─── Exercise materials

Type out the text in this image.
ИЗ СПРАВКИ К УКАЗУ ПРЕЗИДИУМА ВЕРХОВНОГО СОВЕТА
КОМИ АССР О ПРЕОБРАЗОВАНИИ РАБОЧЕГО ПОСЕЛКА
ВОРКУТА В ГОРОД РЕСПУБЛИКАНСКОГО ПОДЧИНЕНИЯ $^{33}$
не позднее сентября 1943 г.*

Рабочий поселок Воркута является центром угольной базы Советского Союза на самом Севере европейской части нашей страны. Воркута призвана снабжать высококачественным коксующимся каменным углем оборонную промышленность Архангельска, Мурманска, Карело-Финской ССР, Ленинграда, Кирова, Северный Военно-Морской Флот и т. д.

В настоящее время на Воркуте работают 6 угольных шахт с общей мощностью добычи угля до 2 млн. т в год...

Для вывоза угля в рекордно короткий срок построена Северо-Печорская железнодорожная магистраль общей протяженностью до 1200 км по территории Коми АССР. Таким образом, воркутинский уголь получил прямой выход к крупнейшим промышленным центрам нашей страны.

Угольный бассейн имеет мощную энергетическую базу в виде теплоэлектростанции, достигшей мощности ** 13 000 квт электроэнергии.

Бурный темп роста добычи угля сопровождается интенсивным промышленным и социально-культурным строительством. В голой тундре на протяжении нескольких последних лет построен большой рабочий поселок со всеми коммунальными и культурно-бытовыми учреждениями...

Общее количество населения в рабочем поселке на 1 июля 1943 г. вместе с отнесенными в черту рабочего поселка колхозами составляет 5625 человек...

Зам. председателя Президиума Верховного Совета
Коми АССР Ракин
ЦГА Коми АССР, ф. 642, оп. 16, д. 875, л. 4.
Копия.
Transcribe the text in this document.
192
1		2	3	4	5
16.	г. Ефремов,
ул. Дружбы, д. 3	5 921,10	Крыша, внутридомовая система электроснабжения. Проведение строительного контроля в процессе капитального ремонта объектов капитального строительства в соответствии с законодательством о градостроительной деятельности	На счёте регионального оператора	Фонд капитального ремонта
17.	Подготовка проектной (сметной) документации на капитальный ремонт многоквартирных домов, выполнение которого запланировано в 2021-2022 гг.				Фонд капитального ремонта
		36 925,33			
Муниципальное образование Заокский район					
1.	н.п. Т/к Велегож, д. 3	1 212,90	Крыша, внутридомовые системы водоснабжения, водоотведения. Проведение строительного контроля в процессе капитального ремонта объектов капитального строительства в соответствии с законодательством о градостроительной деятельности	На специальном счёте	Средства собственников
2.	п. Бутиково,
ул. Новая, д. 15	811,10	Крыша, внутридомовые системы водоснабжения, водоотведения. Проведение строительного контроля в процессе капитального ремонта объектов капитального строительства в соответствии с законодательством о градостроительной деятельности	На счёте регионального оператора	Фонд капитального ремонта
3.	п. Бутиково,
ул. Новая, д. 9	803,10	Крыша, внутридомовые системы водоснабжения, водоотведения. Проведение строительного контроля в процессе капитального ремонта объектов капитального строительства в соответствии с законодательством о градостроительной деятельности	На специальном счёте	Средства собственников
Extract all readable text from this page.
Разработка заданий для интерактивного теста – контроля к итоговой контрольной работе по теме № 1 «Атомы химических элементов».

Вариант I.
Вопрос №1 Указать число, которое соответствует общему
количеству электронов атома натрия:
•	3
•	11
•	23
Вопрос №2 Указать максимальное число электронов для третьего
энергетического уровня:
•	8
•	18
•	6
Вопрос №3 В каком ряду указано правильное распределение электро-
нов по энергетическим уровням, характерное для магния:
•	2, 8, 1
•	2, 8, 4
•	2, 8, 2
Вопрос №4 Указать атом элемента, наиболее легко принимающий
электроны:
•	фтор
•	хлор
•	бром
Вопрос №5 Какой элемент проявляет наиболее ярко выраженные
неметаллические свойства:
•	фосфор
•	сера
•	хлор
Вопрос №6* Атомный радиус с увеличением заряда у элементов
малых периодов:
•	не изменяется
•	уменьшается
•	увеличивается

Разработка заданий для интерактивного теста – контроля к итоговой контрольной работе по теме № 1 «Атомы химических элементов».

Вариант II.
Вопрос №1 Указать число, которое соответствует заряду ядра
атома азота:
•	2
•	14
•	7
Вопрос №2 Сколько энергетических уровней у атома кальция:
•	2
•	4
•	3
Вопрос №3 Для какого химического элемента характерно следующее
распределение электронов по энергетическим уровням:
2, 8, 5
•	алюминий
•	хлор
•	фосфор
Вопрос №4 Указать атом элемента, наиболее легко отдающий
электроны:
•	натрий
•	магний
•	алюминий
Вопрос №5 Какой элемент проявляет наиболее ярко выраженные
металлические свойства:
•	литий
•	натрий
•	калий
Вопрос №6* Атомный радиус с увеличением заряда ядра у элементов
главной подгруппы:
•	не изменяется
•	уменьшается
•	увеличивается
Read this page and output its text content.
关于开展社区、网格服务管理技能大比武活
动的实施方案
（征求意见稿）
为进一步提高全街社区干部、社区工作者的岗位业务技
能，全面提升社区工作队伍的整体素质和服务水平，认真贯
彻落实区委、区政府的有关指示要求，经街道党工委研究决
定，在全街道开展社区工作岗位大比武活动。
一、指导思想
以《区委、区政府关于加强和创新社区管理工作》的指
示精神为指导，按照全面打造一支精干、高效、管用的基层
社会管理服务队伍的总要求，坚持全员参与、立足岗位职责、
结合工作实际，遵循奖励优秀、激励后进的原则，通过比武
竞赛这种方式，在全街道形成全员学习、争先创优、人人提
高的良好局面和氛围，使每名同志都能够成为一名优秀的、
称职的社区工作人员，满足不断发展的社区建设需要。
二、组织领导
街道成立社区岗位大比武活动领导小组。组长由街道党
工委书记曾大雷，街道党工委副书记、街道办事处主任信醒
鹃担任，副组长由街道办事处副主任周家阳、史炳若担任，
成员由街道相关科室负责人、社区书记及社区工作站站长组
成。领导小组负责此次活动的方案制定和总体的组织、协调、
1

──────

▶ _Exercise details_: Take the lines from the one containing "Extract all readable text from this page." to the last line of the material above and write them out exactly.

▶ _Solution to this task_:
Extract all readable text from this page.
Разработка заданий для интерактивного теста – контроля к итоговой контрольной работе по теме № 1 «Атомы химических элементов».

Вариант I.
Вопрос №1 Указать число, которое соответствует общему
количеству электронов атома натрия:
•	3
•	11
•	23
Вопрос №2 Указать максимальное число электронов для третьего
энергетического уровня:
•	8
•	18
•	6
Вопрос №3 В каком ряду указано правильное распределение электро-
нов по энергетическим уровням, характерное для магния:
•	2, 8, 1
•	2, 8, 4
•	2, 8, 2
Вопрос №4 Указать атом элемента, наиболее легко принимающий
электроны:
•	фтор
•	хлор
•	бром
Вопрос №5 Какой элемент проявляет наиболее ярко выраженные
неметаллические свойства:
•	фосфор
•	сера
•	хлор
Вопрос №6* Атомный радиус с увеличением заряда у элементов
малых периодов:
•	не изменяется
•	уменьшается
•	увеличивается

Разработка заданий для интерактивного теста – контроля к итоговой контрольной работе по теме № 1 «Атомы химических элементов».

Вариант II.
Вопрос №1 Указать число, которое соответствует заряду ядра
атома азота:
•	2
•	14
•	7
Вопрос №2 Сколько энергетических уровней у атома кальция:
•	2
•	4
•	3
Вопрос №3 Для какого химического элемента характерно следующее
распределение электронов по энергетическим уровням:
2, 8, 5
•	алюминий
•	хлор
•	фосфор
Вопрос №4 Указать атом элемента, наиболее легко отдающий
электроны:
•	натрий
•	магний
•	алюминий
Вопрос №5 Какой элемент проявляет наиболее ярко выраженные
металлические свойства:
•	литий
•	натрий
•	калий
Вопрос №6* Атомный радиус с увеличением заряда ядра у элементов
главной подгруппы:
•	не изменяется
•	уменьшается
•	увеличивается
Read this page and output its text content.
关于开展社区、网格服务管理技能大比武活
动的实施方案
（征求意见稿）
为进一步提高全街社区干部、社区工作者的岗位业务技
能，全面提升社区工作队伍的整体素质和服务水平，认真贯
彻落实区委、区政府的有关指示要求，经街道党工委研究决
定，在全街道开展社区工作岗位大比武活动。
一、指导思想
以《区委、区政府关于加强和创新社区管理工作》的指
示精神为指导，按照全面打造一支精干、高效、管用的基层
社会管理服务队伍的总要求，坚持全员参与、立足岗位职责、
结合工作实际，遵循奖励优秀、激励后进的原则，通过比武
竞赛这种方式，在全街道形成全员学习、争先创优、人人提
高的良好局面和氛围，使每名同志都能够成为一名优秀的、
称职的社区工作人员，满足不断发展的社区建设需要。
二、组织领导
街道成立社区岗位大比武活动领导小组。组长由街道党
工委书记曾大雷，街道党工委副书记、街道办事处主任信醒
鹃担任，副组长由街道办事处副主任周家阳、史炳若担任，
成员由街道相关科室负责人、社区书记及社区工作站站长组
成。领导小组负责此次活动的方案制定和总体的组织、协调、
1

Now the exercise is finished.